PROBLEM DESCRIPTION:
Read the records and write them out again exactly.

Start of DATA TO USE

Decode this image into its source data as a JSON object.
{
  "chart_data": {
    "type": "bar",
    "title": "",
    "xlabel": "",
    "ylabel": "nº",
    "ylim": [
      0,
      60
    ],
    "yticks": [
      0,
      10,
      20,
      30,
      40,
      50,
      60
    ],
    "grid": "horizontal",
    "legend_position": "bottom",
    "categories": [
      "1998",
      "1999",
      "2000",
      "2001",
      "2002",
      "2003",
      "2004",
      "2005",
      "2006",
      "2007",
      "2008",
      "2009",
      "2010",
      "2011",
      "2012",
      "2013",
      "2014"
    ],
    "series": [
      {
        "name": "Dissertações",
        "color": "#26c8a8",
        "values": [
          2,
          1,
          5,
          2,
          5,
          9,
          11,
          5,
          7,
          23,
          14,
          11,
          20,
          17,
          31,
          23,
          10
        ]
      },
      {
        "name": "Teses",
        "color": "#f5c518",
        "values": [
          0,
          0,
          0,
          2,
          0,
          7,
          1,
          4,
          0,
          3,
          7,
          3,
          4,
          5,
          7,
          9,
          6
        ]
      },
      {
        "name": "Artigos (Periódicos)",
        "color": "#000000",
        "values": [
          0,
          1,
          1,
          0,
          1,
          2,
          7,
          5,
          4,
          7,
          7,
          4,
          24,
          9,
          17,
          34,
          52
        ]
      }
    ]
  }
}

End of DATA TO USE

TASK ANSWER:
Decode this image into its source data as a JSON object.
{
  "chart_data": {
    "type": "bar",
    "title": "",
    "xlabel": "",
    "ylabel": "nº",
    "ylim": [
      0,
      60
    ],
    "yticks": [
      0,
      10,
      20,
      30,
      40,
      50,
      60
    ],
    "grid": "horizontal",
    "legend_position": "bottom",
    "categories": [
      "1998",
      "1999",
      "2000",
      "2001",
      "2002",
      "2003",
      "2004",
      "2005",
      "2006",
      "2007",
      "2008",
      "2009",
      "2010",
      "2011",
      "2012",
      "2013",
      "2014"
    ],
    "series": [
      {
        "name": "Dissertações",
        "color": "#26c8a8",
        "values": [
          2,
          1,
          5,
          2,
          5,
          9,
          11,
          5,
          7,
          23,
          14,
          11,
          20,
          17,
          31,
          23,
          10
        ]
      },
      {
        "name": "Teses",
        "color": "#f5c518",
        "values": [
          0,
          0,
          0,
          2,
          0,
          7,
          1,
          4,
          0,
          3,
          7,
          3,
          4,
          5,
          7,
          9,
          6
        ]
      },
      {
        "name": "Artigos (Periódicos)",
        "color": "#000000",
        "values": [
          0,
          1,
          1,
          0,
          1,
          2,
          7,
          5,
          4,
          7,
          7,
          4,
          24,
          9,
          17,
          34,
          52
        ]
      }
    ]
  }
}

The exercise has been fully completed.